What you will do:
Give the records back in full, exactly as they read.

Records to use:
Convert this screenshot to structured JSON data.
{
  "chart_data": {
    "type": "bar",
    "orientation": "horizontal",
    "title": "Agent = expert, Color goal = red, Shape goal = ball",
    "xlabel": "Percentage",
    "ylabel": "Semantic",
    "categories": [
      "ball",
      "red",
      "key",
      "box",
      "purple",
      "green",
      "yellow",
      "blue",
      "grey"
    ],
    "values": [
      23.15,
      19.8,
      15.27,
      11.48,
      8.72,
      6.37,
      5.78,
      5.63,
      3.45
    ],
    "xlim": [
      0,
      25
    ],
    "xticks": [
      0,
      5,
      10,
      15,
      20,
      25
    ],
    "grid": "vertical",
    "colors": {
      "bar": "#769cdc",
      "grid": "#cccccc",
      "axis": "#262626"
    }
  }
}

Reply:
Convert this screenshot to structured JSON data.
{
  "chart_data": {
    "type": "bar",
    "orientation": "horizontal",
    "title": "Agent = expert, Color goal = red, Shape goal = ball",
    "xlabel": "Percentage",
    "ylabel": "Semantic",
    "categories": [
      "ball",
      "red",
      "key",
      "box",
      "purple",
      "green",
      "yellow",
      "blue",
      "grey"
    ],
    "values": [
      23.15,
      19.8,
      15.27,
      11.48,
      8.72,
      6.37,
      5.78,
      5.63,
      3.45
    ],
    "xlim": [
      0,
      25
    ],
    "xticks": [
      0,
      5,
      10,
      15,
      20,
      25
    ],
    "grid": "vertical",
    "colors": {
      "bar": "#769cdc",
      "grid": "#cccccc",
      "axis": "#262626"
    }
  }
}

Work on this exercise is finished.